• _Exercise instructions_: Go through the listing beneath this task and return every line that carries the string "burbs".
══ Exercise inputs
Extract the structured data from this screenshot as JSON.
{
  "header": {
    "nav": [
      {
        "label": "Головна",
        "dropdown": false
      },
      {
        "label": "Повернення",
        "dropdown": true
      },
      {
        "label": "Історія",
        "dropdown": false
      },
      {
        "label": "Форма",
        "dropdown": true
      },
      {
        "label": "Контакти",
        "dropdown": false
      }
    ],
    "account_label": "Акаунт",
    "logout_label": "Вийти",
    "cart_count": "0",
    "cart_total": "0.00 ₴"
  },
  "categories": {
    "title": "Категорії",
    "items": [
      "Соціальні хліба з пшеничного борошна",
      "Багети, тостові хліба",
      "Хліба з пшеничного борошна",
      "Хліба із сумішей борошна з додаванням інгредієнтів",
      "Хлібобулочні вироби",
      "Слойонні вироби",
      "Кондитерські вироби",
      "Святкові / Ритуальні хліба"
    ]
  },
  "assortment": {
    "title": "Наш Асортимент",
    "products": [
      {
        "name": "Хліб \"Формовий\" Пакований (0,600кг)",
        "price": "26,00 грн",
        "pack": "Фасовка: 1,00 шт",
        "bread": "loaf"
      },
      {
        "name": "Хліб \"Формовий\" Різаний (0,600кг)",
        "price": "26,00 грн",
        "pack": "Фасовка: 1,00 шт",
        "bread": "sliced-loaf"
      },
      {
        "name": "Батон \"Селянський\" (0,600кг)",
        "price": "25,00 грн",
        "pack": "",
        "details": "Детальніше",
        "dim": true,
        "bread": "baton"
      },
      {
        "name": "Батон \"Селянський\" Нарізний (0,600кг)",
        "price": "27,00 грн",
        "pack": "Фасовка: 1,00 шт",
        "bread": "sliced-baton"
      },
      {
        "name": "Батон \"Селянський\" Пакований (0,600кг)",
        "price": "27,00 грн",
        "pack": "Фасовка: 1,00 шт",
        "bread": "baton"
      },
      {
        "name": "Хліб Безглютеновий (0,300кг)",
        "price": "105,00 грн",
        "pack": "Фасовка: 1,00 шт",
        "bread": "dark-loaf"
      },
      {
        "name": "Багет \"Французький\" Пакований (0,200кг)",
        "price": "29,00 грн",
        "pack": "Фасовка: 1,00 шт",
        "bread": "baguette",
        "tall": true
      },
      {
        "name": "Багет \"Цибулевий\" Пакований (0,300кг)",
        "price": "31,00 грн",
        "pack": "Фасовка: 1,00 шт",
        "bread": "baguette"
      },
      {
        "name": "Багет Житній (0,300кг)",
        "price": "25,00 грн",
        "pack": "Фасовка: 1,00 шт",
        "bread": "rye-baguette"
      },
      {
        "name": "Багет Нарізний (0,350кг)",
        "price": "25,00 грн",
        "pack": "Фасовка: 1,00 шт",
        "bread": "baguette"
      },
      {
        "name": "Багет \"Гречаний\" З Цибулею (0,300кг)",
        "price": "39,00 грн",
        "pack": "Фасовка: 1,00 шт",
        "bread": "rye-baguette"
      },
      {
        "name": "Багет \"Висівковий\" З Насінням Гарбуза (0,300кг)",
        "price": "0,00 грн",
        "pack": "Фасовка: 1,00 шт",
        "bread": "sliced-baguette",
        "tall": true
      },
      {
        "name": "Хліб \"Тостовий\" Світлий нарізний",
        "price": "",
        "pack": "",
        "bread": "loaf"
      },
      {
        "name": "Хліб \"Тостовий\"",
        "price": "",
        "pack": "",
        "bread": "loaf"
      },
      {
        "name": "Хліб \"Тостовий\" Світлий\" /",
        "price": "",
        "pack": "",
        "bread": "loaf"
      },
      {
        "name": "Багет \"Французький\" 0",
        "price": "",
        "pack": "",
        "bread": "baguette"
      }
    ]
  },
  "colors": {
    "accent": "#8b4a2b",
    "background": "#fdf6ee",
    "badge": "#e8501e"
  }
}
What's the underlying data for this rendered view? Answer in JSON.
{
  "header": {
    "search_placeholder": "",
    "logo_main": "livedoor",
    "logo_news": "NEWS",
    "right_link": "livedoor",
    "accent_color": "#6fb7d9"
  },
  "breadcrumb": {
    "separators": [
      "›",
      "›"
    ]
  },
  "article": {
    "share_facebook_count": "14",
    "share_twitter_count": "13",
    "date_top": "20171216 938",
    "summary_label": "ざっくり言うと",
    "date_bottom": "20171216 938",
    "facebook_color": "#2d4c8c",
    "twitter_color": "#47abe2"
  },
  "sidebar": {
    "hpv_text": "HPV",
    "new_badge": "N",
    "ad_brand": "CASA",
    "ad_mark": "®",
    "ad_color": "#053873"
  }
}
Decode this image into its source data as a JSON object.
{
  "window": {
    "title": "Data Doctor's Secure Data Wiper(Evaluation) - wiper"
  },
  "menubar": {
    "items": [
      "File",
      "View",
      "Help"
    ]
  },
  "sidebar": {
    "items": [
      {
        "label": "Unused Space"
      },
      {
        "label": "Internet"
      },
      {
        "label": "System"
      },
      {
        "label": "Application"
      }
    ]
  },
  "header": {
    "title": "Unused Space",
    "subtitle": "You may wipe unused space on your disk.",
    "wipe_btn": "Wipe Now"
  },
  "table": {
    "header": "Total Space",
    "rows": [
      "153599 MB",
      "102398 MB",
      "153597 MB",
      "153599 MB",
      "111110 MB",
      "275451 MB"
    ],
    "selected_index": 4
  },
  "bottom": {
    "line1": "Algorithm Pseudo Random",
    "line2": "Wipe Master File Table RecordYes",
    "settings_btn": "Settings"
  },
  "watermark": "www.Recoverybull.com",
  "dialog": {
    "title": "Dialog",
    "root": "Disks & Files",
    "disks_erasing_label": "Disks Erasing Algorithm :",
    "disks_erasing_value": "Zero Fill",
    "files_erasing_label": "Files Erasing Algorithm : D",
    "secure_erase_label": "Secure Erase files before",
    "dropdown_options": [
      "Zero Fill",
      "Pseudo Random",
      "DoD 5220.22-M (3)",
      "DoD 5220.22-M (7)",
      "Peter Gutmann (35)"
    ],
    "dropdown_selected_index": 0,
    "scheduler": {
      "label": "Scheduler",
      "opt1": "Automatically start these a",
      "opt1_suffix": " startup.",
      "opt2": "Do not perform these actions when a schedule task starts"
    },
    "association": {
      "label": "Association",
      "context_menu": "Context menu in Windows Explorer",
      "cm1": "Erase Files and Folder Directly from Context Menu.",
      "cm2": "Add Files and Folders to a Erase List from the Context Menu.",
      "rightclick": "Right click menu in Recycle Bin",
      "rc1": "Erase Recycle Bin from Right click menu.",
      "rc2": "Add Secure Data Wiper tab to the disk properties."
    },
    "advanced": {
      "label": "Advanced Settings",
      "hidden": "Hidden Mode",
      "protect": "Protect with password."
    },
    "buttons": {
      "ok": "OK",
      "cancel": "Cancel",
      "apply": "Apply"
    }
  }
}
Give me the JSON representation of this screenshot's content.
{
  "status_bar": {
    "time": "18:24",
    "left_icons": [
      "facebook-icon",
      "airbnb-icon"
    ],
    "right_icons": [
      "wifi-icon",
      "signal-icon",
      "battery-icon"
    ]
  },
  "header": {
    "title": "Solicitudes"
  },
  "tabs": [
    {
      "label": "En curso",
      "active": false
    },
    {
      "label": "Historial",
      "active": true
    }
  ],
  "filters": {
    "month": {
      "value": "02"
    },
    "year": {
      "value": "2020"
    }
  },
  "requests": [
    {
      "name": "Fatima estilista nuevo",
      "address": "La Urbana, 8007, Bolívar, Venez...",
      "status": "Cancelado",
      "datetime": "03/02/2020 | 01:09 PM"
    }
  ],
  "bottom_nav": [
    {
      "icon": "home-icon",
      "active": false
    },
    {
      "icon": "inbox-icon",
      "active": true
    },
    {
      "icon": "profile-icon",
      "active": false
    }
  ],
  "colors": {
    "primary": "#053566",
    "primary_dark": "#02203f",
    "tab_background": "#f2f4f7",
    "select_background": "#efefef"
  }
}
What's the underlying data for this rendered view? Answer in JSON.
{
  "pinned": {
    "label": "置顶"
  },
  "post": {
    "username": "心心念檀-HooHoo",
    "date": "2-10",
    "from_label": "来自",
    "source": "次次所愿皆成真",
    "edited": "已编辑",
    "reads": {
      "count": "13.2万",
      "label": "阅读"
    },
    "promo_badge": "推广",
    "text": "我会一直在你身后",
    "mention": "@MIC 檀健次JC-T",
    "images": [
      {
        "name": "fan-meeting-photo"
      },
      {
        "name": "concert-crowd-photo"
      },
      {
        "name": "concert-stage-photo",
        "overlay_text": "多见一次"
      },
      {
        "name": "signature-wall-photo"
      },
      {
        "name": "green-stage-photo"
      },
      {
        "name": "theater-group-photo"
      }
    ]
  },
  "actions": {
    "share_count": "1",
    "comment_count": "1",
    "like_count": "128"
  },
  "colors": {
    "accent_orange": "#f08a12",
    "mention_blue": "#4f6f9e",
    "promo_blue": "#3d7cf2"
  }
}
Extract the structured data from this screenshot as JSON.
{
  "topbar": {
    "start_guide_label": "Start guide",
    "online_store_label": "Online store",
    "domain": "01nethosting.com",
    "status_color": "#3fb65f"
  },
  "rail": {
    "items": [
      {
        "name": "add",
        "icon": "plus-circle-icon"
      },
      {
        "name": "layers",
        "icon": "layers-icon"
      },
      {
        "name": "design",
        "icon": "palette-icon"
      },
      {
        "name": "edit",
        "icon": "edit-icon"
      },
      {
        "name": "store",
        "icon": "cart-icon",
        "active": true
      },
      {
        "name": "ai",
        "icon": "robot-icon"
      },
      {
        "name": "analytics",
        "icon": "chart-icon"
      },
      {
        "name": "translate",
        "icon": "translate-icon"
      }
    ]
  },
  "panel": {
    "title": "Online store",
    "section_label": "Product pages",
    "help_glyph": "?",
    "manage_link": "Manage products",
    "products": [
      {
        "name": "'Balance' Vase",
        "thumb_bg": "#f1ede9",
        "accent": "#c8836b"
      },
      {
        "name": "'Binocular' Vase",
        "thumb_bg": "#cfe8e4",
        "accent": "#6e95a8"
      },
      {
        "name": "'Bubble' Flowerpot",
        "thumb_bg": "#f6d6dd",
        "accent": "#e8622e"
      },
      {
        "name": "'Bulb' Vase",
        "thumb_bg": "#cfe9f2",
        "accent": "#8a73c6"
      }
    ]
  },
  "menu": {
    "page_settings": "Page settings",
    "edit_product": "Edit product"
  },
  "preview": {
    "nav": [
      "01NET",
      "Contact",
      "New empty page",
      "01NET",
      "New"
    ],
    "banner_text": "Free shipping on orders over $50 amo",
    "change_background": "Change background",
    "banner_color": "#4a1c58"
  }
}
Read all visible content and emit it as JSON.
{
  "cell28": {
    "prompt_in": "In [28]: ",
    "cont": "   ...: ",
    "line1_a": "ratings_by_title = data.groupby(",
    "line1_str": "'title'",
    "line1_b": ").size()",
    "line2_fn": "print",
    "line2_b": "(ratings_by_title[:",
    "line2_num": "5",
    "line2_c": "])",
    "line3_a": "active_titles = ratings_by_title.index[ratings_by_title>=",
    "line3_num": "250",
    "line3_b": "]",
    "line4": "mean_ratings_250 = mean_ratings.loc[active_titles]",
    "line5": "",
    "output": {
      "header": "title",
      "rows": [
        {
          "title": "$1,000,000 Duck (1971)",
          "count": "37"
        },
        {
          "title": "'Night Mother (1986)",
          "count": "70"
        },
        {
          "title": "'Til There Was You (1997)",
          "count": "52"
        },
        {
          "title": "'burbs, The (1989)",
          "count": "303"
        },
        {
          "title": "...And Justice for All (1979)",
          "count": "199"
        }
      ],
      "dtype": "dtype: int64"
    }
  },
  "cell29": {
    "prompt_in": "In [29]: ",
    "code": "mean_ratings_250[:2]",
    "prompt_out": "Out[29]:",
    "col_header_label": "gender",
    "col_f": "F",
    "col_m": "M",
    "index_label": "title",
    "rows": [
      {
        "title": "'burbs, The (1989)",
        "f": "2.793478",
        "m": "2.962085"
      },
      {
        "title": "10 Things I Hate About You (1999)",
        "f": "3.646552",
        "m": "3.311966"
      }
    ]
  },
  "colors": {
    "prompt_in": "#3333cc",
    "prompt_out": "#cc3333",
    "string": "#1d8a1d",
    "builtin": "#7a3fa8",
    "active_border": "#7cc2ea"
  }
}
════
• _Result_:
          "title": "'burbs, The (1989)",
        "title": "'burbs, The (1989)",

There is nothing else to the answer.